_The problem_
Tally the lines that hold the word "color" and reply with that figure only.

_Records provided_
---

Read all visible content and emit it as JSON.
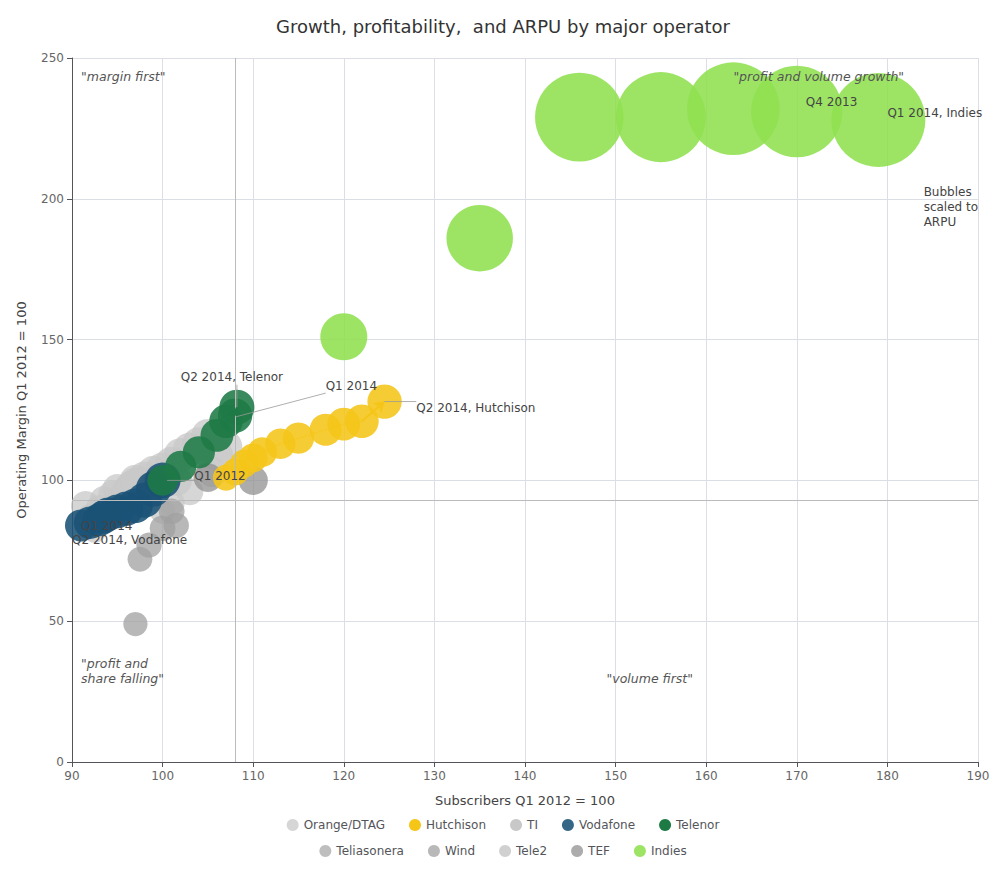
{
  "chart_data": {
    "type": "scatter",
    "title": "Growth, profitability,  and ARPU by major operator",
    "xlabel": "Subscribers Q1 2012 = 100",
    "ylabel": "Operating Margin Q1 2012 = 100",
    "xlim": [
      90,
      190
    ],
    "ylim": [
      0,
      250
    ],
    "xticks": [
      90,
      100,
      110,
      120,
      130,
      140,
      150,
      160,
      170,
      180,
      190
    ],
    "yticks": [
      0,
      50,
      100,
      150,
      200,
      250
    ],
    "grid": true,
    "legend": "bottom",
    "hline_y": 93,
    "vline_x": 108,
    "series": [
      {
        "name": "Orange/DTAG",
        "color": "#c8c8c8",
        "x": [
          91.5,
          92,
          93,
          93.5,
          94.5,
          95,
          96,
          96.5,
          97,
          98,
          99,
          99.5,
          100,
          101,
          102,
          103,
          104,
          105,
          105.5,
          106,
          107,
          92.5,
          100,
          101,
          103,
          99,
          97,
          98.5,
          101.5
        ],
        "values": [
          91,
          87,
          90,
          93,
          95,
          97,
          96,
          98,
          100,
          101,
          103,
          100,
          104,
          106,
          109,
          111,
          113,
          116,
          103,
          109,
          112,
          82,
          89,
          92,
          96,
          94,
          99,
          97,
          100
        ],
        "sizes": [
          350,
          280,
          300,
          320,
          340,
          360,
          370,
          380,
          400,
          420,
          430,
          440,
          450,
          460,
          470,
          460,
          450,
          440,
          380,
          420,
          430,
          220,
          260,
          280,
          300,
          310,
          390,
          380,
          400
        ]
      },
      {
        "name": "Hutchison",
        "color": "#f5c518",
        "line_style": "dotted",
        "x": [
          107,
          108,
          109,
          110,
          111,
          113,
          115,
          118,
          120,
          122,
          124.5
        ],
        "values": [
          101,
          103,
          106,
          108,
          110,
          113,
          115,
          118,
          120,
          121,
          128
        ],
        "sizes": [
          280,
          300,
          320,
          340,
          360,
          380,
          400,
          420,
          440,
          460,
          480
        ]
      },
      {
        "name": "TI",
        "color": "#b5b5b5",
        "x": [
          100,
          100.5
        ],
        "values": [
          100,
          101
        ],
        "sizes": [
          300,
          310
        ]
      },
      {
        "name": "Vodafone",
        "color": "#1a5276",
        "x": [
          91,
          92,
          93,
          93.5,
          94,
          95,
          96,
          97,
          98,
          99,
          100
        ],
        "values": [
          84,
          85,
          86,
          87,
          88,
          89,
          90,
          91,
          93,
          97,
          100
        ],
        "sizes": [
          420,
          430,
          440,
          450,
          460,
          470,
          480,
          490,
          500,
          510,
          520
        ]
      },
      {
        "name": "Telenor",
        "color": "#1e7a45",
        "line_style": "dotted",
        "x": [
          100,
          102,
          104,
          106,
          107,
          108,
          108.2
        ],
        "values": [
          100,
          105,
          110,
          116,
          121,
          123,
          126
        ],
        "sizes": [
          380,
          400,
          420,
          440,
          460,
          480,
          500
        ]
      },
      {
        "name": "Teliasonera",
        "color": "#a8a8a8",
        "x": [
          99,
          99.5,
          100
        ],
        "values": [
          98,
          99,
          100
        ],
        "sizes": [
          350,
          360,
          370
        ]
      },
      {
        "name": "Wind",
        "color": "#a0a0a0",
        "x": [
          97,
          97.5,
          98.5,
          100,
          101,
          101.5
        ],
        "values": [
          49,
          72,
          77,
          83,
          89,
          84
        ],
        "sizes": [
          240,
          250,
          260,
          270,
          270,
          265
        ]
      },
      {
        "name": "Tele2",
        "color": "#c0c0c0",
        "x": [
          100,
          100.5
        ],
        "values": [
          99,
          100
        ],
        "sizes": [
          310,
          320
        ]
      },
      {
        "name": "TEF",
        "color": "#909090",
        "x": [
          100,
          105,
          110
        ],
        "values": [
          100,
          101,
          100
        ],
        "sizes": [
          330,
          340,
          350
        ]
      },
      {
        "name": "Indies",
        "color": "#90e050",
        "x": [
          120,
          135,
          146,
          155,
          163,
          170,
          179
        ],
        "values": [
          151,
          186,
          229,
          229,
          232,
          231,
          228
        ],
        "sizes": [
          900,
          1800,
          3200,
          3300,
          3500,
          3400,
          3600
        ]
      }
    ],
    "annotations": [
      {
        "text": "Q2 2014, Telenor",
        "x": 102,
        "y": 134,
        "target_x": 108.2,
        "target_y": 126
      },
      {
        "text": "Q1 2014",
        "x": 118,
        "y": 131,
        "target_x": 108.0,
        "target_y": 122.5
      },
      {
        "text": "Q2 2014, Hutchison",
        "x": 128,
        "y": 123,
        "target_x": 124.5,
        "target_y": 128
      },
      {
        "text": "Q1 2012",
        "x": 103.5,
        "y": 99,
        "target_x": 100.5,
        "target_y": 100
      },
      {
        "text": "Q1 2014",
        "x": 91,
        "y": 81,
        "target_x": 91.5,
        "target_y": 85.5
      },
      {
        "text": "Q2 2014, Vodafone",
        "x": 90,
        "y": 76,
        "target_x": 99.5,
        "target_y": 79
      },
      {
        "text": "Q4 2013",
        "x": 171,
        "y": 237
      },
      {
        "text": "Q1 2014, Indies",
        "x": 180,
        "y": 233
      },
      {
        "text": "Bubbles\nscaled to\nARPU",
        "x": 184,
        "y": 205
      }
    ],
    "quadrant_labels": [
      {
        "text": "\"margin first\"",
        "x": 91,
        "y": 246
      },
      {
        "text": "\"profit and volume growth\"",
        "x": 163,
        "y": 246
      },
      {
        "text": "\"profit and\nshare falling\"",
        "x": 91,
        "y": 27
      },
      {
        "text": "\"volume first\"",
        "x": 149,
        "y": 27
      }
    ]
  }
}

---

_Answer in full_
10